• What the task asks: Copy out each line that includes the word "circle".

— Begin —

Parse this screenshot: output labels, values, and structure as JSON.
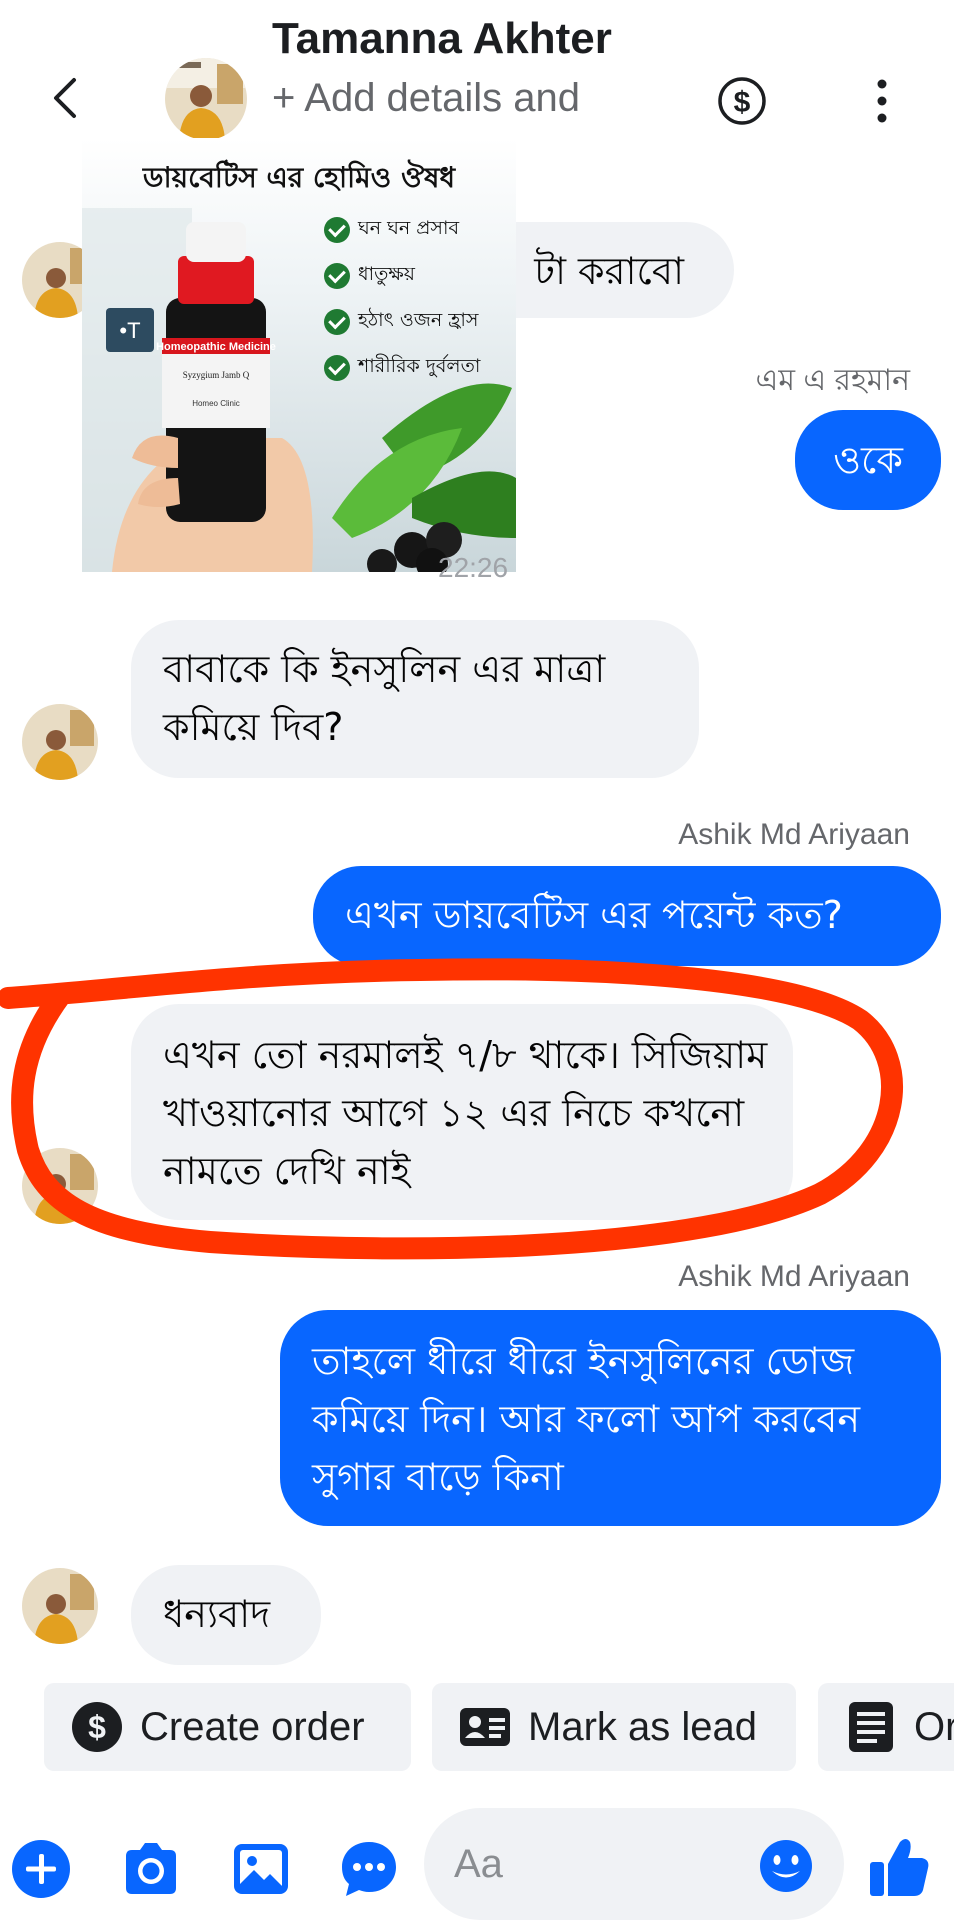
{
  "header": {
    "contact_name": "Tamanna Akhter",
    "subtitle": "+ Add details and",
    "back_icon": "chevron-left-icon",
    "payment_icon": "dollar-circle-icon",
    "menu_icon": "more-vertical-icon"
  },
  "shared_post": {
    "title": "ডায়বেটিস এর হোমিও ঔষধ",
    "benefits": [
      "ঘন ঘন প্রসাব",
      "ধাতুক্ষয়",
      "হঠাৎ ওজন হ্রাস",
      "শারীরিক দুর্বলতা"
    ],
    "bottle_label": "Homeopathic Medicine",
    "bottle_product": "Syzygium Jamb Q",
    "bottle_clinic": "Homeo Clinic",
    "timestamp": "22:26"
  },
  "messages": [
    {
      "direction": "in",
      "sender": "",
      "text": "টা করাবো"
    },
    {
      "direction": "out",
      "sender": "এম এ রহমান",
      "text": "ওকে"
    },
    {
      "direction": "in",
      "sender": "",
      "text": "বাবাকে কি ইনসুলিন এর মাত্রা কমিয়ে দিব?"
    },
    {
      "direction": "out",
      "sender": "Ashik Md Ariyaan",
      "text": "এখন ডায়বেটিস এর পয়েন্ট কত?"
    },
    {
      "direction": "in",
      "sender": "",
      "text": "এখন তো নরমালই ৭/৮ থাকে। সিজিয়াম খাওয়ানোর আগে ১২ এর নিচে কখনো নামতে দেখি নাই"
    },
    {
      "direction": "out",
      "sender": "Ashik Md Ariyaan",
      "text": "তাহলে ধীরে ধীরে ইনসুলিনের ডোজ কমিয়ে দিন। আর ফলো আপ করবেন সুগার বাড়ে কিনা"
    },
    {
      "direction": "in",
      "sender": "",
      "text": "ধন্যবাদ"
    }
  ],
  "quick_actions": [
    {
      "label": "Create order",
      "icon": "dollar-circle-icon"
    },
    {
      "label": "Mark as lead",
      "icon": "contact-card-icon"
    },
    {
      "label": "Or",
      "icon": "list-document-icon"
    }
  ],
  "composer": {
    "placeholder": "Aa",
    "icons": [
      "plus-circle-icon",
      "camera-icon",
      "image-icon",
      "chat-bubble-icon",
      "emoji-icon",
      "thumbs-up-icon"
    ]
  },
  "colors": {
    "accent": "#0866ff",
    "incoming_bubble": "#f0f2f5",
    "annotation_red": "#ff3300"
  }
}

— End —

• Expected answer:
    "payment_icon": "dollar-circle-icon",
      "icon": "dollar-circle-icon"
      "plus-circle-icon",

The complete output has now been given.